──────── Passage given ────────
For b), the rationale is that such string literals
in source code are often used to denote names, e.g.
for getattr() calls and the like. As all names are interned,
name-like strings get interned also.
> What's so special about the forward slash that cause the
> two "/a" strings to create two separate objects?
See above.
> Is this an implementation-specific issue?
Yes, see above.
Martin
Unless you are *trying* to discern something about the implementation
and its attempt at efficiencies. Here's several more interesting example:
>>> 101 is 100+1
True
>>> 1001 is 1000+1
False
>>> 10*'a' is 5*'aa'
True
>>> 100*'a' is 50*'aa'
False
Gary Herron
> Manu
> --
> http://mail.python.org/mailman/listinfo/python-list
>
The obvious followup question is then, "when is it ok to use 'is'?"
Robert> Well, "foo is None" is actually recommended practice....
Indeed. It does have some (generally small) performance ramifications as
well. Two trivial one-line examples:
% python -m timeit -s 'x = None' 'x is None'
10000000 loops, best of 3: 0.065 usec per loop
% python -m timeit -s 'x = None' 'x == None'
10000000 loops, best of 3: 0.121 usec per loop
% python -m timeit -s 'x = object(); y = object()' 'x == y'
10000000 loops, best of 3: 0.154 usec per loop
% python -m timeit -s 'x = object(); y = object()' 'x is y'
10000000 loops, best of 3: 0.0646 usec per loop
I imagine the distinction grows if you implement a class with __eq__ or
__cmp__ methods, but that would make the examples greater than one line
long. Of course, the more complex the objects you are comparing the
stronger the recommendation agaist using 'is' to compare two objects.
Skip
>>>> a = "a"
>>>> b = "a"
>>>> a is b
> True
>
>>>> a = "/a" <- same as above, except the forward slashes!
>>>> b = "/a" <- same as above, except the forward slashes!
>>>> a is b
> False
>
> So, it appears that in the first case a and b are names to the same
> string object, while in the second case they are to two separate
> objects. Why? What's so special about the forward slash that cause the
> two "/a" strings to create two separate objects? Is this an
> implementation-specific issue?
──────── Dataset extract ────────
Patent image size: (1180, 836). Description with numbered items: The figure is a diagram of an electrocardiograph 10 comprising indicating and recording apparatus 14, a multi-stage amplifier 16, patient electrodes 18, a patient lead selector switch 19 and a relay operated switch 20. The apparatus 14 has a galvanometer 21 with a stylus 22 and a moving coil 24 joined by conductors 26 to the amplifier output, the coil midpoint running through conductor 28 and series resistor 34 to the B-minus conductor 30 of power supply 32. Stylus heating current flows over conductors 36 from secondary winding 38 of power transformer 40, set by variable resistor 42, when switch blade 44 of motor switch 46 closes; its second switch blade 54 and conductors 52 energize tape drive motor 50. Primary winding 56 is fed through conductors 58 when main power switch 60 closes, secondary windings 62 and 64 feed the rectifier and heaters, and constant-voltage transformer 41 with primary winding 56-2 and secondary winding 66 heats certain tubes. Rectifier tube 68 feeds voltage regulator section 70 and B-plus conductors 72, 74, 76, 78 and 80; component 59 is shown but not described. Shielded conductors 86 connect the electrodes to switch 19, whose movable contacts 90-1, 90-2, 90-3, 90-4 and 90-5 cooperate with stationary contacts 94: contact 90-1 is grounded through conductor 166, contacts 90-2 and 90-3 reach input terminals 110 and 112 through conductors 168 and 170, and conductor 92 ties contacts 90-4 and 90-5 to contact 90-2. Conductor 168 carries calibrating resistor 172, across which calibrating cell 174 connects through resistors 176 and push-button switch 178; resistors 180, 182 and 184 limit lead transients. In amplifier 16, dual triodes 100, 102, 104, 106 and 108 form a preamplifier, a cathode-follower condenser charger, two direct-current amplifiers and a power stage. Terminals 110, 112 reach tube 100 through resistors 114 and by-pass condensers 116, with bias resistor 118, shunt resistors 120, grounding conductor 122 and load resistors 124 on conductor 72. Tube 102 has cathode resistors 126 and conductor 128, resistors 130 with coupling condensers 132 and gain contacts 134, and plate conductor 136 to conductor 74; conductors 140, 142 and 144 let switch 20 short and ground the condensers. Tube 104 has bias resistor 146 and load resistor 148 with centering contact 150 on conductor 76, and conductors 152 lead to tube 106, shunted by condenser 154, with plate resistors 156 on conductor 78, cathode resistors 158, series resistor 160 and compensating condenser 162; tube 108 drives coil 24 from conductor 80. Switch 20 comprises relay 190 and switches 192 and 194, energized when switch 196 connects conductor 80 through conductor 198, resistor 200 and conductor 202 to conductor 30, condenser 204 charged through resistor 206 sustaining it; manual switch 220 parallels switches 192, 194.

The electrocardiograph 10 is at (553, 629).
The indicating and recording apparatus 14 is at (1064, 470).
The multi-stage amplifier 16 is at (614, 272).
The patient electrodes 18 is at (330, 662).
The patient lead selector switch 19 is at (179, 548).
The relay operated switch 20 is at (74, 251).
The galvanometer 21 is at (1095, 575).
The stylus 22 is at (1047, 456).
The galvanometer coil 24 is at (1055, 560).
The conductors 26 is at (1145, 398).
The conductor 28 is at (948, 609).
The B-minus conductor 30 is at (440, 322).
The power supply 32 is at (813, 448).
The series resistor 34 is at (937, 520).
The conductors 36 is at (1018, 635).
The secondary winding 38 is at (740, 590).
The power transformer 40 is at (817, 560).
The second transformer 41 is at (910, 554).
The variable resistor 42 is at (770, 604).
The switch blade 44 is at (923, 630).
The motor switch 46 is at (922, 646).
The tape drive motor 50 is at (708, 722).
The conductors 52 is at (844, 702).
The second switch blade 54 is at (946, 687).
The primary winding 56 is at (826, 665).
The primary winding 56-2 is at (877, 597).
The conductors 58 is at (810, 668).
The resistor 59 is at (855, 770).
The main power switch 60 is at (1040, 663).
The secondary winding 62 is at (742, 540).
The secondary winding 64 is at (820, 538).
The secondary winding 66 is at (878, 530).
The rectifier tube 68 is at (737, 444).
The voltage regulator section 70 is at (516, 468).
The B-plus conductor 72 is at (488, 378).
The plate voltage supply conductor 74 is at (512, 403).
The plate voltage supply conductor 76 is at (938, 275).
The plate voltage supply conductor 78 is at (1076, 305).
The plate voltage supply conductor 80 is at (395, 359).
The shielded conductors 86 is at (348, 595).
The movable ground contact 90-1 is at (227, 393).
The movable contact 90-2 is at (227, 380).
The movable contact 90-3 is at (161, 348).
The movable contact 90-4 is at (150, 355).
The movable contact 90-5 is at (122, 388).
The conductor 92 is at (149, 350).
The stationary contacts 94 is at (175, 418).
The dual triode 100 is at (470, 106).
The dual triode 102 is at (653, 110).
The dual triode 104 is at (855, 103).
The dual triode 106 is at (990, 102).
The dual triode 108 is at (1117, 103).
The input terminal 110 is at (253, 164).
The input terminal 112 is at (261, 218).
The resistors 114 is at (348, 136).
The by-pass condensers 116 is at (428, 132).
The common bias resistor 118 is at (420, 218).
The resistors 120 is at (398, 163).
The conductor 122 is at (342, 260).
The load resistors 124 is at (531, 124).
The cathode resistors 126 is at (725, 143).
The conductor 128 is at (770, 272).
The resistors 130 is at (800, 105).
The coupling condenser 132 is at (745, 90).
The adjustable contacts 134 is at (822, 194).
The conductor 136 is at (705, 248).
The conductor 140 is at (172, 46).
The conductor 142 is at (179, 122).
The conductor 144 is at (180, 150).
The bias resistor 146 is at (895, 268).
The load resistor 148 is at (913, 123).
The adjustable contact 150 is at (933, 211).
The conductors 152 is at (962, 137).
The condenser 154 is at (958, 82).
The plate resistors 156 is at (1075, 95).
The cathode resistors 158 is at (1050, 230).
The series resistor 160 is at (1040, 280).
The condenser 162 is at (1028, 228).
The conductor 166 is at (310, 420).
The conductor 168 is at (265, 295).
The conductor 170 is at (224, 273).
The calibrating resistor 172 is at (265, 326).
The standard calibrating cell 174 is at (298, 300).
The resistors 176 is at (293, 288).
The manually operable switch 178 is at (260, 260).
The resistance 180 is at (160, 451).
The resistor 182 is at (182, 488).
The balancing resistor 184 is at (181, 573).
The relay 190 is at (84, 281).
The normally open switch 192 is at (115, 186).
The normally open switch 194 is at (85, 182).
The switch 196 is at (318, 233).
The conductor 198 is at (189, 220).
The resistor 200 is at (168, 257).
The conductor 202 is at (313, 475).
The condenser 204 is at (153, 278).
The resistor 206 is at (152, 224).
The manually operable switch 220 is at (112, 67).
────────
== Task details ==
In the thread on Python's "is" operator, why do name-like string literals get interned?

== Right answer ==
Such literals in source code are often used to denote names, for example in getattr() calls, and since all names are interned, name-like strings are interned as well.